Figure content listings
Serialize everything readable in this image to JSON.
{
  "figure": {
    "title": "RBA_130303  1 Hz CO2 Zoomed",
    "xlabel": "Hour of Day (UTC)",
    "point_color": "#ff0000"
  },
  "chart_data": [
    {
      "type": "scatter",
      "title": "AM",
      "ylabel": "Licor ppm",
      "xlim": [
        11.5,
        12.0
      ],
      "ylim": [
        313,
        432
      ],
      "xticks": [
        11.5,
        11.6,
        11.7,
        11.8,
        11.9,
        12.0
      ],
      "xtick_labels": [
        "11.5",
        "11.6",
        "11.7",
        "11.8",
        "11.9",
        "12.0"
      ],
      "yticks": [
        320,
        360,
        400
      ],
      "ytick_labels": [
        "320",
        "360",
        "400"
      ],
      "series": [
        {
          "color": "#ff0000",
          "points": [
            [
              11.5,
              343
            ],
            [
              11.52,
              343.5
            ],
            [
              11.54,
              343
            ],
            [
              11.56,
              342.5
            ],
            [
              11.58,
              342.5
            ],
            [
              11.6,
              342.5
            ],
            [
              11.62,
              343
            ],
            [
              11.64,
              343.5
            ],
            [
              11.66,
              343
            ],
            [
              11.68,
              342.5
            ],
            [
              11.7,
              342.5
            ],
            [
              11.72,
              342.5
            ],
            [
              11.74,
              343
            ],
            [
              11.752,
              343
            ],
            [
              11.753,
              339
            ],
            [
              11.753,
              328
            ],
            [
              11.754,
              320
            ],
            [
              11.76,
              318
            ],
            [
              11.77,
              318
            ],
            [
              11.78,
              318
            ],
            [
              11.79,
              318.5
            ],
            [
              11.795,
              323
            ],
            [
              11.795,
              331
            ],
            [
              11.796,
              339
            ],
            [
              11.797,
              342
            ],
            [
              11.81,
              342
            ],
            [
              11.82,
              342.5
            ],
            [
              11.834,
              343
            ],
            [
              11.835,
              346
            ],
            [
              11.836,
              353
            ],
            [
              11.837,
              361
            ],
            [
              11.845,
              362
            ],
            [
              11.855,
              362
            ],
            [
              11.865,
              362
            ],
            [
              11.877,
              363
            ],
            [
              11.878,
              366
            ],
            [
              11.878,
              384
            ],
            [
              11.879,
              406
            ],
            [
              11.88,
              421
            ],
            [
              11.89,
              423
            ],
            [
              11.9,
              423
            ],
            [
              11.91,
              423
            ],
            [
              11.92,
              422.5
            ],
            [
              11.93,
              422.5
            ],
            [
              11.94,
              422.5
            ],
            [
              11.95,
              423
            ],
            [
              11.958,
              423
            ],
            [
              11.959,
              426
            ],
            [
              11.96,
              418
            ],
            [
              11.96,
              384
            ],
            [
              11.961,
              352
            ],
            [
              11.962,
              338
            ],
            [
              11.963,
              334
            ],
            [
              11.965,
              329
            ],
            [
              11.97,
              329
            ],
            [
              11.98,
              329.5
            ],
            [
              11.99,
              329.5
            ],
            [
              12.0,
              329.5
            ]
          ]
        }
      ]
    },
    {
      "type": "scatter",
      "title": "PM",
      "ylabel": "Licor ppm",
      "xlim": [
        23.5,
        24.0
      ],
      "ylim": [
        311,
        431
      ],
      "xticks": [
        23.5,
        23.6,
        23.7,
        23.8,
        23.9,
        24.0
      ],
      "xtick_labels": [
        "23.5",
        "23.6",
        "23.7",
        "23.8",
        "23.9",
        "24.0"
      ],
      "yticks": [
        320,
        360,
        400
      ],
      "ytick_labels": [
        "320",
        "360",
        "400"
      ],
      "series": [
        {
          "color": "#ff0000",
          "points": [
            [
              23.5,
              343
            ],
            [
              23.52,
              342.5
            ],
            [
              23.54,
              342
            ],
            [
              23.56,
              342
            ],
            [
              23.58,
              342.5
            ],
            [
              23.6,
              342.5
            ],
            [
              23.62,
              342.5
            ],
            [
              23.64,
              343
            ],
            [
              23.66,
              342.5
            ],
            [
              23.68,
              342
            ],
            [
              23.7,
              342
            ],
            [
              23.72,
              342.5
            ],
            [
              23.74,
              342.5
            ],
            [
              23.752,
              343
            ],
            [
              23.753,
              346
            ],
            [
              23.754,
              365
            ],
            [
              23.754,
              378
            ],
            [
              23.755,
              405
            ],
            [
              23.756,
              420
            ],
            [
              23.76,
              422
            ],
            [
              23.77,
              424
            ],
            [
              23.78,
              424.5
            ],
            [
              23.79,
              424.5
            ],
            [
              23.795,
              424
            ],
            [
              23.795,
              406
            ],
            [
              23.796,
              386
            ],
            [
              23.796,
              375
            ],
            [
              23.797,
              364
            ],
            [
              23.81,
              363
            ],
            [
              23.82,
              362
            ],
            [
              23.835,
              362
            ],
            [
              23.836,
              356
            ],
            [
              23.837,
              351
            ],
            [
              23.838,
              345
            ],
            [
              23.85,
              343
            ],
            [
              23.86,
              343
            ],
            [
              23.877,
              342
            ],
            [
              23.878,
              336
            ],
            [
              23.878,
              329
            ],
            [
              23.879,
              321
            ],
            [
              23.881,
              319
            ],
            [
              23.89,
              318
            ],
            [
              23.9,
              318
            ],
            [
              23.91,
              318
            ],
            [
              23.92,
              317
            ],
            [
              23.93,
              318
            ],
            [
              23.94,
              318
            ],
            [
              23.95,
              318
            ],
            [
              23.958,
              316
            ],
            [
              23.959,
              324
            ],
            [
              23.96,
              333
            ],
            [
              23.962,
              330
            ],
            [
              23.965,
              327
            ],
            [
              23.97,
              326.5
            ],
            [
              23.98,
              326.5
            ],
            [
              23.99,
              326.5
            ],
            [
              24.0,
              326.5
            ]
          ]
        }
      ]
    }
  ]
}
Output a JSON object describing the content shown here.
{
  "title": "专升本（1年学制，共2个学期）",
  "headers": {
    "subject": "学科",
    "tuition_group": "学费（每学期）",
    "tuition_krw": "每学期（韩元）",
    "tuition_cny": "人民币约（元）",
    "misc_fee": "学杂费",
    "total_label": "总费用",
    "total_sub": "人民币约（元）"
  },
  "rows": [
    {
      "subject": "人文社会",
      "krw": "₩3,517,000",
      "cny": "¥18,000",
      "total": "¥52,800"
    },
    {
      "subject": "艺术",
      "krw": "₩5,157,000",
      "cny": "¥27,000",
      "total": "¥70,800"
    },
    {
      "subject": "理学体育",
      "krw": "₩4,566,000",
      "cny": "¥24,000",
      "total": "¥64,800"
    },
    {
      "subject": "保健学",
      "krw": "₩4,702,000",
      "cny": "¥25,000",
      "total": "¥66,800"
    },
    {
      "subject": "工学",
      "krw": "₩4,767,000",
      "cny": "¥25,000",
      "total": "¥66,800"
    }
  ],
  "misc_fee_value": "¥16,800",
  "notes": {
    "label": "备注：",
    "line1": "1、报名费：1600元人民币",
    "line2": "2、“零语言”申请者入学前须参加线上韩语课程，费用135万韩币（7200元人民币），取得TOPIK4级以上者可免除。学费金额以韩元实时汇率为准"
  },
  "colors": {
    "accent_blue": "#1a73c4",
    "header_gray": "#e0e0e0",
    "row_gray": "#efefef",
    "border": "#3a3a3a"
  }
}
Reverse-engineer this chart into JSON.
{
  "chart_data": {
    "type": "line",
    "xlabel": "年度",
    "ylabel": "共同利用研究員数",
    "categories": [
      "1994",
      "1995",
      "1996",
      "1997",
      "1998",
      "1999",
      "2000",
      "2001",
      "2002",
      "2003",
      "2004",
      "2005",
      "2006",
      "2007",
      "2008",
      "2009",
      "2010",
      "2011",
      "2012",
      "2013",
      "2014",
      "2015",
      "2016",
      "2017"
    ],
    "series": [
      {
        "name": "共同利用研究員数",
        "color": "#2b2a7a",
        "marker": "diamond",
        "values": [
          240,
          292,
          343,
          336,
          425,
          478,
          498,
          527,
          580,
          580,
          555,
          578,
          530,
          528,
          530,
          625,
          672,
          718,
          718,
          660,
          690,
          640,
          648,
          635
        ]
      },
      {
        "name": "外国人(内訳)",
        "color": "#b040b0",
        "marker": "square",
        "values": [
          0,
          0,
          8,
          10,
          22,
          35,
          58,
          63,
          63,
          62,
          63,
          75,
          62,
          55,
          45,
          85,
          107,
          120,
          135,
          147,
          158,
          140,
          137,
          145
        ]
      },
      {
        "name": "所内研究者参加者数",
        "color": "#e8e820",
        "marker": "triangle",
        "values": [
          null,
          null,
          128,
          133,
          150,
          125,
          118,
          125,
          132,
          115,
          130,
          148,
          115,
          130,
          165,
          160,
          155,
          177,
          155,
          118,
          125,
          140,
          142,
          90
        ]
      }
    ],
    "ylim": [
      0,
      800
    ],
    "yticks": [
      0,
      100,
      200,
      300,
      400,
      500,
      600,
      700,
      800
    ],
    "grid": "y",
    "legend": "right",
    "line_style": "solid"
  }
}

**Requirement**
From the material above, copy each line that includes the word "title".

**Full solution**
    "title": "RBA_130303  1 Hz CO2 Zoomed",
      "title": "AM",
      "title": "PM",
  "title": "专升本（1年学制，共2个学期）",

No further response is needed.